Data supplied:
■ ■ ■
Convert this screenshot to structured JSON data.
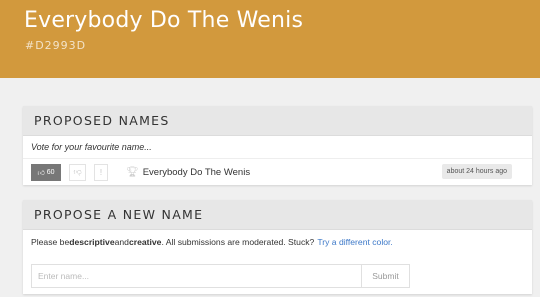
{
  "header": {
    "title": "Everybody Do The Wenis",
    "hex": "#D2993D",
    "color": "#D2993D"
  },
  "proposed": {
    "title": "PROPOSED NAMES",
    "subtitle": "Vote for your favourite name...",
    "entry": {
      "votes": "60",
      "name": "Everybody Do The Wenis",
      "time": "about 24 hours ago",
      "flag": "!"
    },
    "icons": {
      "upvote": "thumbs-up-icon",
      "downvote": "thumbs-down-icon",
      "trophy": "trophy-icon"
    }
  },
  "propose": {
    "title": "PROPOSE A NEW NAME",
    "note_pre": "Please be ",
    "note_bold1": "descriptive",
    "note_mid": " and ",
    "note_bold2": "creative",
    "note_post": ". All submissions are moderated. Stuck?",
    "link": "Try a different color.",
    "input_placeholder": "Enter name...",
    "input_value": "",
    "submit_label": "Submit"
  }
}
■ ■ ■
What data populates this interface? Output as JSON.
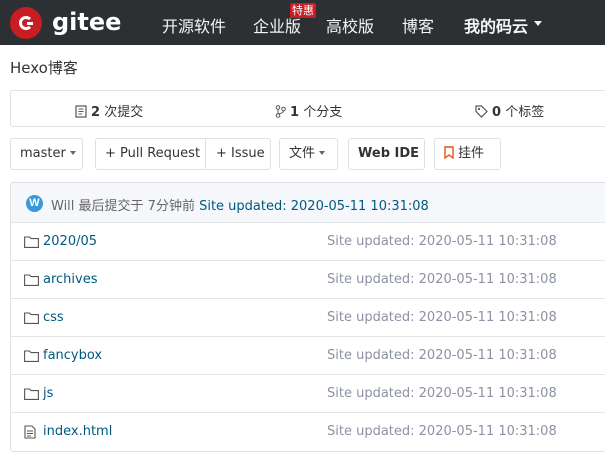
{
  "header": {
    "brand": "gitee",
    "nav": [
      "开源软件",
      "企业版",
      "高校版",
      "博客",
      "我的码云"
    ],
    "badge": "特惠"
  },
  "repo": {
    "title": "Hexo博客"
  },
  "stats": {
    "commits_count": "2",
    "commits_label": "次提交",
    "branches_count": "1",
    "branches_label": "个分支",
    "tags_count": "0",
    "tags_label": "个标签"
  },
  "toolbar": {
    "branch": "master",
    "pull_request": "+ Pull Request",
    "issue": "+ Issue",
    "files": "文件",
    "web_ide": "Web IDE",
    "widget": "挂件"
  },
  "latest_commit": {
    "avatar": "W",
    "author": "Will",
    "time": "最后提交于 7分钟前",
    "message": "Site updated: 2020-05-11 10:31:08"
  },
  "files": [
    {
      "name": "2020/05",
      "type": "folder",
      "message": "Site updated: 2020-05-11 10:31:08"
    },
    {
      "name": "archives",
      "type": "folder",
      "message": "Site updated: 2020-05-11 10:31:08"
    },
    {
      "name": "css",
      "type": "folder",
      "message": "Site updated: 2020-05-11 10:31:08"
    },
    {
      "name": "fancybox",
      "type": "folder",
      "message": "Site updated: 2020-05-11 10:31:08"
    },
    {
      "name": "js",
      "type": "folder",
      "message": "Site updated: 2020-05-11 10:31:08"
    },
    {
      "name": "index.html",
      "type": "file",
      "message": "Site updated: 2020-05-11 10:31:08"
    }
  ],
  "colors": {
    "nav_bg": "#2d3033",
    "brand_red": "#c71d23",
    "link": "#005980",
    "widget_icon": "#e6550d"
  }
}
■ ■ ■
Directions: Search the data for the string "link". List each line that has it.

Solution to this exercise:
    "link": "Try a different color.",
    "link": "#005980",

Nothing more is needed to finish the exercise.